# start of STORED ROWS

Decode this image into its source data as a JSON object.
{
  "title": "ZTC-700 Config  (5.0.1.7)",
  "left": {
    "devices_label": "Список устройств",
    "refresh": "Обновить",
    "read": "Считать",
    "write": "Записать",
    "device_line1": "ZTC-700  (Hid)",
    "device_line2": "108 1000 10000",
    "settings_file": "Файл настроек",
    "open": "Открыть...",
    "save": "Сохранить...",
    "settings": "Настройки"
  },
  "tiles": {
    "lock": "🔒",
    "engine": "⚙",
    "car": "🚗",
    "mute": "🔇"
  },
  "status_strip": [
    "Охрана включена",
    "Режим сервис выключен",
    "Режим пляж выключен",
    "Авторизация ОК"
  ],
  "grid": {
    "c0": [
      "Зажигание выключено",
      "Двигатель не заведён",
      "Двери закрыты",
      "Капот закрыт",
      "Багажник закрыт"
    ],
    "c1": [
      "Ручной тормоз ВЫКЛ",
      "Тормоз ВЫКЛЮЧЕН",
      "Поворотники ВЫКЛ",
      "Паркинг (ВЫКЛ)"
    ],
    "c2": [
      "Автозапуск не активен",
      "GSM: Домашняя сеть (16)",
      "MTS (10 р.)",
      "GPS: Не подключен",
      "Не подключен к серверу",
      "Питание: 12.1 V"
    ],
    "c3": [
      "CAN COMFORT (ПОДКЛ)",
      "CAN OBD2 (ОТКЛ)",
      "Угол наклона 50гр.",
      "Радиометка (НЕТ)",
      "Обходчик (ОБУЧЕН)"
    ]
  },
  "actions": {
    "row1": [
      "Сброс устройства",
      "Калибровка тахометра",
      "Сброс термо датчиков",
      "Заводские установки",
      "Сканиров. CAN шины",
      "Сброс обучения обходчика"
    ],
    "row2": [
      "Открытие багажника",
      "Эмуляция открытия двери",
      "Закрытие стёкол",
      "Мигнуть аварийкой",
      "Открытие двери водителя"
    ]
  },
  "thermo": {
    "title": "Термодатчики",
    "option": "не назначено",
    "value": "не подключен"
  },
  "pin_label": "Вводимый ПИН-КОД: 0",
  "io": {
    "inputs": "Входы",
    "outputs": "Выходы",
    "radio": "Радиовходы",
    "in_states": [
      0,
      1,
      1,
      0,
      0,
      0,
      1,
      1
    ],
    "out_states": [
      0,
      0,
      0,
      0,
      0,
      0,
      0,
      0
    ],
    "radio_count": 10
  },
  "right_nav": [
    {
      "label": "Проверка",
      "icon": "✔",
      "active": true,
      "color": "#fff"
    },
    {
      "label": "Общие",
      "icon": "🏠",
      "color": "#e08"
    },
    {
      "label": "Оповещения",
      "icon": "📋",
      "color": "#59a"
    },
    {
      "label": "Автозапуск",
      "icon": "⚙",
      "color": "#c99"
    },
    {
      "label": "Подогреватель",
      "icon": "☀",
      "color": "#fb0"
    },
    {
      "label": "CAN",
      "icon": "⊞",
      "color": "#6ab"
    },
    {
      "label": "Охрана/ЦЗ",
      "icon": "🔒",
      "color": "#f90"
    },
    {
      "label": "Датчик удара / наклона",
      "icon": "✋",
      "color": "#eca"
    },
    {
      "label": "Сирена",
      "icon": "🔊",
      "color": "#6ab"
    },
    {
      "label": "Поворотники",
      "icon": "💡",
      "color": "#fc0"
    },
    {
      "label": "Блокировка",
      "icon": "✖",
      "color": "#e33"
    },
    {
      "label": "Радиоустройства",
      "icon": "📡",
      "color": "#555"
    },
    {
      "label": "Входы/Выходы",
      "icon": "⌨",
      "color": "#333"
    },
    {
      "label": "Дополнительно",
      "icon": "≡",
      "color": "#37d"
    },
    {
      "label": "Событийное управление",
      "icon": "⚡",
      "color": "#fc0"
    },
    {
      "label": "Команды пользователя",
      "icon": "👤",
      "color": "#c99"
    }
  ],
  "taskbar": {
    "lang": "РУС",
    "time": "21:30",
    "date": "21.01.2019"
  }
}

# end of STORED ROWS

■ **REQUEST**:
In the material above, find the lines that contain "Поворотники" and show them.

■ **REPLY TO THE TASK**:
      "Поворотники ВЫКЛ",
      "label": "Поворотники",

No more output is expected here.